(Excerpts from a figure dataset)
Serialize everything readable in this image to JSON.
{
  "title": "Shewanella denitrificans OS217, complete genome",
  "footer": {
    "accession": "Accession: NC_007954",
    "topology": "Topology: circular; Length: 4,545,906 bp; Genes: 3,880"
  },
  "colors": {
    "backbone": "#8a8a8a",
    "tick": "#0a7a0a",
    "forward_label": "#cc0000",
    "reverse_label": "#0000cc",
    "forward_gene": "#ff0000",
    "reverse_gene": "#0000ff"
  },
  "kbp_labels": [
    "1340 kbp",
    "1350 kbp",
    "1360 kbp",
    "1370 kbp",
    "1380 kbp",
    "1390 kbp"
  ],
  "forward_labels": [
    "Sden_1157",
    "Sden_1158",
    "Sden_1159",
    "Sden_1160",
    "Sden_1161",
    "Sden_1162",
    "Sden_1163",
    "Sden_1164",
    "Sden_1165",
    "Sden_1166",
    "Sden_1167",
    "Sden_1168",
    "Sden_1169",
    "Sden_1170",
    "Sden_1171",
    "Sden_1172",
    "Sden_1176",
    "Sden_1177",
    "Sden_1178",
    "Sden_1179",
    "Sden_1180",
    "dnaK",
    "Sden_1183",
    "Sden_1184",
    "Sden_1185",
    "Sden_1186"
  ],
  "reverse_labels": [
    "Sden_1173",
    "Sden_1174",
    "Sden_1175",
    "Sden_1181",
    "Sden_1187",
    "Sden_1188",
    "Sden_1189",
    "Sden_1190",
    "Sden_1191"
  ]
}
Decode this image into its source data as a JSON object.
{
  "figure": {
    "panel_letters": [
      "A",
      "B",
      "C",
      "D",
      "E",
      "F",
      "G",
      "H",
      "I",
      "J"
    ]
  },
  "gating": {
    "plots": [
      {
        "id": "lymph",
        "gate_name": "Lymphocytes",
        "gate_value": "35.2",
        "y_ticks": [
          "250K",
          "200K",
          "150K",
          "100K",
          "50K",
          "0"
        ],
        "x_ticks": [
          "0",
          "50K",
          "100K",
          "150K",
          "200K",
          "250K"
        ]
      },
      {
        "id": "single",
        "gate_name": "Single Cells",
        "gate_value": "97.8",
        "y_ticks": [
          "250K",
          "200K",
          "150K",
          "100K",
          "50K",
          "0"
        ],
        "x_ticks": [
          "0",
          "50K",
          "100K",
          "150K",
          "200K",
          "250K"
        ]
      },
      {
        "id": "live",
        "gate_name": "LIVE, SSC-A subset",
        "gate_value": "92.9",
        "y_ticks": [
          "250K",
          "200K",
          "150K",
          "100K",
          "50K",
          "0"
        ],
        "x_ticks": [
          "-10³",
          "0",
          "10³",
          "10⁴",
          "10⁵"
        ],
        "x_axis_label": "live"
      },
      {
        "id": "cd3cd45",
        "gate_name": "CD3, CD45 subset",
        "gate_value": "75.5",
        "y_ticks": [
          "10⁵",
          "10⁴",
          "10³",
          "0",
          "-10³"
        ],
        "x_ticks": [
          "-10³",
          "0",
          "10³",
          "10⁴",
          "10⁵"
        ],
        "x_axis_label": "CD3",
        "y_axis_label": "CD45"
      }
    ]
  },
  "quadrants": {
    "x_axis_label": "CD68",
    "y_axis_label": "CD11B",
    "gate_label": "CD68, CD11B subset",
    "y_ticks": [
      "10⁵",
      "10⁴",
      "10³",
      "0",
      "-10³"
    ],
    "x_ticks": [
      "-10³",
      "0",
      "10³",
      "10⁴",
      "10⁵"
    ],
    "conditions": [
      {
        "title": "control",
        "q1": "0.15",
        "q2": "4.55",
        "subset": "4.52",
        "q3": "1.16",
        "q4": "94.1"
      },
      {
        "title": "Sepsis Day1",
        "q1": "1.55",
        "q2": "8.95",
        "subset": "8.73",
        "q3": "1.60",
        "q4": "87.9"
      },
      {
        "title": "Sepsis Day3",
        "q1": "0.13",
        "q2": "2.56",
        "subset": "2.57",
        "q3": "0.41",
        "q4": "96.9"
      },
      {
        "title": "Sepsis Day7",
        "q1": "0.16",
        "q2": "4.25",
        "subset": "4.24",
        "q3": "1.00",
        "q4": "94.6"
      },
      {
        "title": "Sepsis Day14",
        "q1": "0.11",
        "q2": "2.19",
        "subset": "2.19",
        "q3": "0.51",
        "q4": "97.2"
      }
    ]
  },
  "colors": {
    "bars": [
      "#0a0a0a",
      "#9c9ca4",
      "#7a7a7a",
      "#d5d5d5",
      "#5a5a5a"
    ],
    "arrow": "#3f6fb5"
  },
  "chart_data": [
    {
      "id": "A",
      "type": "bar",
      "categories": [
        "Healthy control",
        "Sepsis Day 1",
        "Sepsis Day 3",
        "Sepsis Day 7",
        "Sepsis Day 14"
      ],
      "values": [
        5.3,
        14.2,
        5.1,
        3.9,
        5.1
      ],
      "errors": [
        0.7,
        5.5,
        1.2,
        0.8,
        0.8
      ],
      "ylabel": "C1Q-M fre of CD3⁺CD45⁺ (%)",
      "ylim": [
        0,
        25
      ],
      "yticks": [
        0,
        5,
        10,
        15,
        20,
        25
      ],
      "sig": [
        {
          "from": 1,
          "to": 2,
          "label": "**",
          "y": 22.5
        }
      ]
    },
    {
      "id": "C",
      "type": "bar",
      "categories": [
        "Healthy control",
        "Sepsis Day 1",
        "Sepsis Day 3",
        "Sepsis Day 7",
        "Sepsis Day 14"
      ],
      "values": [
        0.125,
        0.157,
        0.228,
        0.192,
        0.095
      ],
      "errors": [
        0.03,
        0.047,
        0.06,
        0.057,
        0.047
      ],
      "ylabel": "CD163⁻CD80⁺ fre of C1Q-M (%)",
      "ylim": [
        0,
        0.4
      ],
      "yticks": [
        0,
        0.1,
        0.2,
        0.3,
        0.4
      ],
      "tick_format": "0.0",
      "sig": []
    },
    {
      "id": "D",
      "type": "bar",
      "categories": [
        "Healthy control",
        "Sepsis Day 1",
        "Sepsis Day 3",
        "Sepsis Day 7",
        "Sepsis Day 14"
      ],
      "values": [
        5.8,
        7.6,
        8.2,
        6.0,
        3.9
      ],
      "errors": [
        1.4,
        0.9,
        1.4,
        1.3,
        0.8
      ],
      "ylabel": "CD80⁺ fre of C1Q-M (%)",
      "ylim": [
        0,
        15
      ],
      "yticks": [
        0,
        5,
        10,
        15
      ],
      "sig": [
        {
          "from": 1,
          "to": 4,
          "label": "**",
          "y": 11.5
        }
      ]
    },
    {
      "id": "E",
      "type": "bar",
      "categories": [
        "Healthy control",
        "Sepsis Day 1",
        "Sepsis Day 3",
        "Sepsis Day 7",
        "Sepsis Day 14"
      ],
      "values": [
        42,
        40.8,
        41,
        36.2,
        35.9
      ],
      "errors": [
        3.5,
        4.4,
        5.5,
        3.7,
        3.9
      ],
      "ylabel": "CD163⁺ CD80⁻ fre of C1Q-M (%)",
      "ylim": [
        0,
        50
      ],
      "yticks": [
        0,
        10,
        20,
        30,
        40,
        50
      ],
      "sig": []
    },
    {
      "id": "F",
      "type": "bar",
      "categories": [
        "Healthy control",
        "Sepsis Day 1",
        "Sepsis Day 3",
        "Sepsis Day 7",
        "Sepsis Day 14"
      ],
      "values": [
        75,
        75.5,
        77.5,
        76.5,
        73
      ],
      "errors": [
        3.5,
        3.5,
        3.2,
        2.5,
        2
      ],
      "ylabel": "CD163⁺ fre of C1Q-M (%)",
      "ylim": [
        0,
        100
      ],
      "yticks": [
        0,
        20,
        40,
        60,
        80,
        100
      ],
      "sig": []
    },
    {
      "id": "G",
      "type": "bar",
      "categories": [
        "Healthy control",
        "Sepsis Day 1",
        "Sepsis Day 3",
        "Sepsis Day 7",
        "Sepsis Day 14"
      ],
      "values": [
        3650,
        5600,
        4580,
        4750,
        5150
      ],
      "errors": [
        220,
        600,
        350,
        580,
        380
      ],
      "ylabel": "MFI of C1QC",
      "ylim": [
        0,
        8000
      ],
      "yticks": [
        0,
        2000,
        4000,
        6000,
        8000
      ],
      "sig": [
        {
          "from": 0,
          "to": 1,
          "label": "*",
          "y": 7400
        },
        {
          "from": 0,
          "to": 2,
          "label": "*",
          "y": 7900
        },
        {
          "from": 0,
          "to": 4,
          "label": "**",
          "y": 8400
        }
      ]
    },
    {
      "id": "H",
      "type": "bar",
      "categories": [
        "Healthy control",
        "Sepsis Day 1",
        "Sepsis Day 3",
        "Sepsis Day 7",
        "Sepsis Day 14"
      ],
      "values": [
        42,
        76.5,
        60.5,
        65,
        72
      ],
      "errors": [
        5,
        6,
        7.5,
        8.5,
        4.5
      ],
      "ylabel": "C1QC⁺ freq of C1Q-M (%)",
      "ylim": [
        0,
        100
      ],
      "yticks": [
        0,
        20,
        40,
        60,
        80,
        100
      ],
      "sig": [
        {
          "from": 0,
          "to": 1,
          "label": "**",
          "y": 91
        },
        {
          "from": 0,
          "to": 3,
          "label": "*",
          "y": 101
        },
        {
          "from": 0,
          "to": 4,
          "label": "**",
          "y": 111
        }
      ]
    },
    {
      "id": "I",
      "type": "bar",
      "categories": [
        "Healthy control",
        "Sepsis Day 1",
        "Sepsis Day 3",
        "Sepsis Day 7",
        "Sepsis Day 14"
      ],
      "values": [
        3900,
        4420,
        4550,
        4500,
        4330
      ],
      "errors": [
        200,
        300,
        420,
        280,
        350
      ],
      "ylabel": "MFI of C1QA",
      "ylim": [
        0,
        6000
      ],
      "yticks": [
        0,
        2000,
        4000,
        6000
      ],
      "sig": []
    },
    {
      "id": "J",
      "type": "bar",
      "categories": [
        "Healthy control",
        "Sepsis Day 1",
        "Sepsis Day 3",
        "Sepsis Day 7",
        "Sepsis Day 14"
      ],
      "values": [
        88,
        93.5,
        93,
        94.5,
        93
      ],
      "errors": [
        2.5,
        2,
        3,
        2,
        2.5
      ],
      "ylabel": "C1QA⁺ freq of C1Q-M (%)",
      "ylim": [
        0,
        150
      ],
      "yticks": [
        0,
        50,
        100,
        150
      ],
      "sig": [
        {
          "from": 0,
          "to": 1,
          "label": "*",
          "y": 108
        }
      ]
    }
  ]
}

- TRY IT -
Write out every line in the data that holds the string "subset".

- TASK SOLUTION -
        "gate_name": "LIVE, SSC-A subset",
        "gate_name": "CD3, CD45 subset",
    "gate_label": "CD68, CD11B subset",
        "subset": "4.52",
        "subset": "8.73",
        "subset": "2.57",
        "subset": "4.24",
        "subset": "2.19",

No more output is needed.